▶ STATED EXERCISE: Leave out the pictures and copy everything else below exactly.

Dataset records on visual material:
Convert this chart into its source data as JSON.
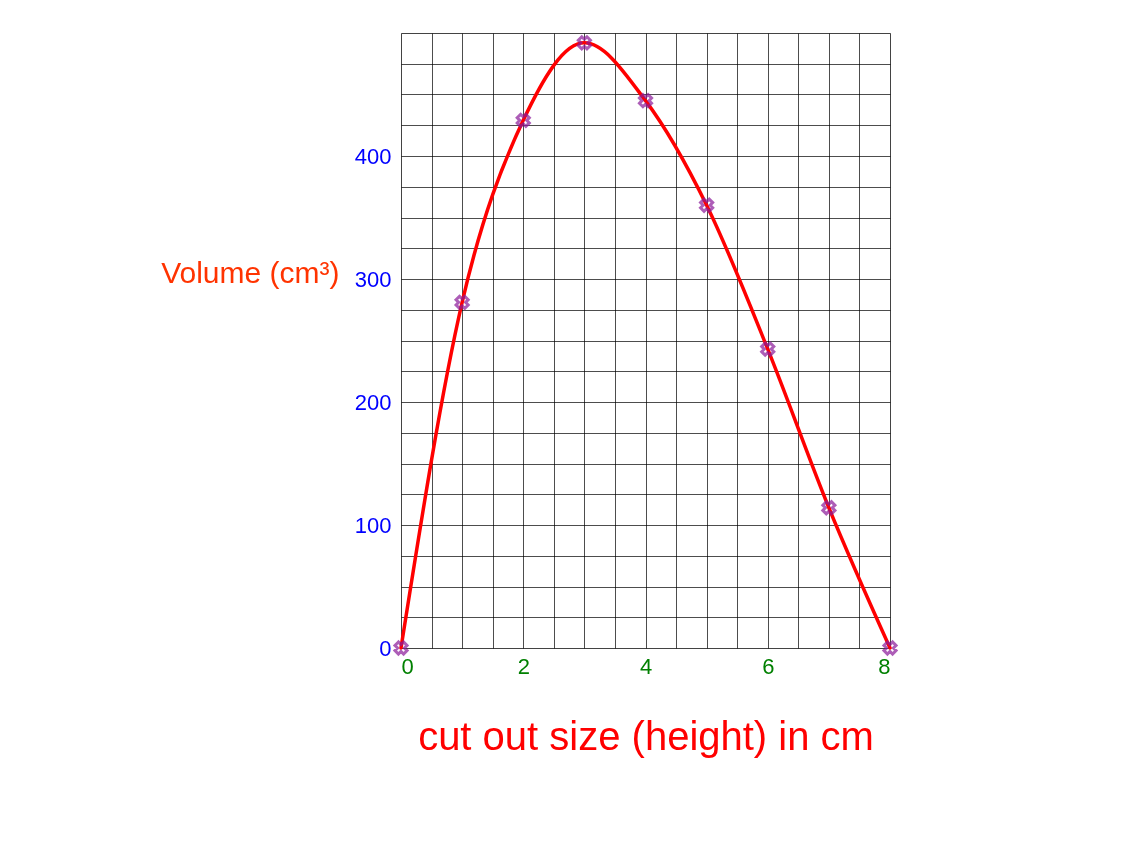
{
  "chart_data": {
    "type": "line",
    "xlabel": "cut out size (height) in cm",
    "ylabel": "Volume (cm³)",
    "x": [
      0,
      1,
      2,
      3,
      4,
      5,
      6,
      7,
      8
    ],
    "series": [
      {
        "type": "line",
        "color": "#ff0000",
        "values": [
          0,
          281,
          429,
          492,
          445,
          360,
          243,
          114,
          0
        ],
        "line_style": "solid",
        "marker": "none"
      },
      {
        "type": "scatter",
        "color": "#8b1a9a",
        "values": [
          0,
          281,
          429,
          492,
          445,
          360,
          243,
          114,
          0
        ],
        "marker": "cross"
      }
    ],
    "xlim": [
      0,
      8
    ],
    "ylim": [
      0,
      500
    ],
    "xticks": [
      0,
      {
        "value": 0.5,
        "label": null
      },
      {
        "value": 1,
        "label": null
      },
      {
        "value": 1.5,
        "label": null
      },
      2,
      {
        "value": 2.5,
        "label": null
      },
      {
        "value": 3,
        "label": null
      },
      {
        "value": 3.5,
        "label": null
      },
      4,
      {
        "value": 4.5,
        "label": null
      },
      {
        "value": 5,
        "label": null
      },
      {
        "value": 5.5,
        "label": null
      },
      6,
      {
        "value": 6.5,
        "label": null
      },
      {
        "value": 7,
        "label": null
      },
      {
        "value": 7.5,
        "label": null
      },
      8
    ],
    "yticks": [
      0,
      {
        "value": 25,
        "label": null
      },
      {
        "value": 50,
        "label": null
      },
      {
        "value": 75,
        "label": null
      },
      100,
      {
        "value": 125,
        "label": null
      },
      {
        "value": 150,
        "label": null
      },
      {
        "value": 175,
        "label": null
      },
      200,
      {
        "value": 225,
        "label": null
      },
      {
        "value": 250,
        "label": null
      },
      {
        "value": 275,
        "label": null
      },
      300,
      {
        "value": 325,
        "label": null
      },
      {
        "value": 350,
        "label": null
      },
      {
        "value": 375,
        "label": null
      },
      400,
      {
        "value": 425,
        "label": null
      },
      {
        "value": 450,
        "label": null
      },
      {
        "value": 475,
        "label": null
      },
      {
        "value": 500,
        "label": null
      }
    ],
    "grid": true
  }
}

▶ THE OUTPUT:
Convert this chart into its source data as JSON.
{
  "chart_data": {
    "type": "line",
    "xlabel": "cut out size (height) in cm",
    "ylabel": "Volume (cm³)",
    "x": [
      0,
      1,
      2,
      3,
      4,
      5,
      6,
      7,
      8
    ],
    "series": [
      {
        "type": "line",
        "color": "#ff0000",
        "values": [
          0,
          281,
          429,
          492,
          445,
          360,
          243,
          114,
          0
        ],
        "line_style": "solid",
        "marker": "none"
      },
      {
        "type": "scatter",
        "color": "#8b1a9a",
        "values": [
          0,
          281,
          429,
          492,
          445,
          360,
          243,
          114,
          0
        ],
        "marker": "cross"
      }
    ],
    "xlim": [
      0,
      8
    ],
    "ylim": [
      0,
      500
    ],
    "xticks": [
      0,
      {
        "value": 0.5,
        "label": null
      },
      {
        "value": 1,
        "label": null
      },
      {
        "value": 1.5,
        "label": null
      },
      2,
      {
        "value": 2.5,
        "label": null
      },
      {
        "value": 3,
        "label": null
      },
      {
        "value": 3.5,
        "label": null
      },
      4,
      {
        "value": 4.5,
        "label": null
      },
      {
        "value": 5,
        "label": null
      },
      {
        "value": 5.5,
        "label": null
      },
      6,
      {
        "value": 6.5,
        "label": null
      },
      {
        "value": 7,
        "label": null
      },
      {
        "value": 7.5,
        "label": null
      },
      8
    ],
    "yticks": [
      0,
      {
        "value": 25,
        "label": null
      },
      {
        "value": 50,
        "label": null
      },
      {
        "value": 75,
        "label": null
      },
      100,
      {
        "value": 125,
        "label": null
      },
      {
        "value": 150,
        "label": null
      },
      {
        "value": 175,
        "label": null
      },
      200,
      {
        "value": 225,
        "label": null
      },
      {
        "value": 250,
        "label": null
      },
      {
        "value": 275,
        "label": null
      },
      300,
      {
        "value": 325,
        "label": null
      },
      {
        "value": 350,
        "label": null
      },
      {
        "value": 375,
        "label": null
      },
      400,
      {
        "value": 425,
        "label": null
      },
      {
        "value": 450,
        "label": null
      },
      {
        "value": 475,
        "label": null
      },
      {
        "value": 500,
        "label": null
      }
    ],
    "grid": true
  }
}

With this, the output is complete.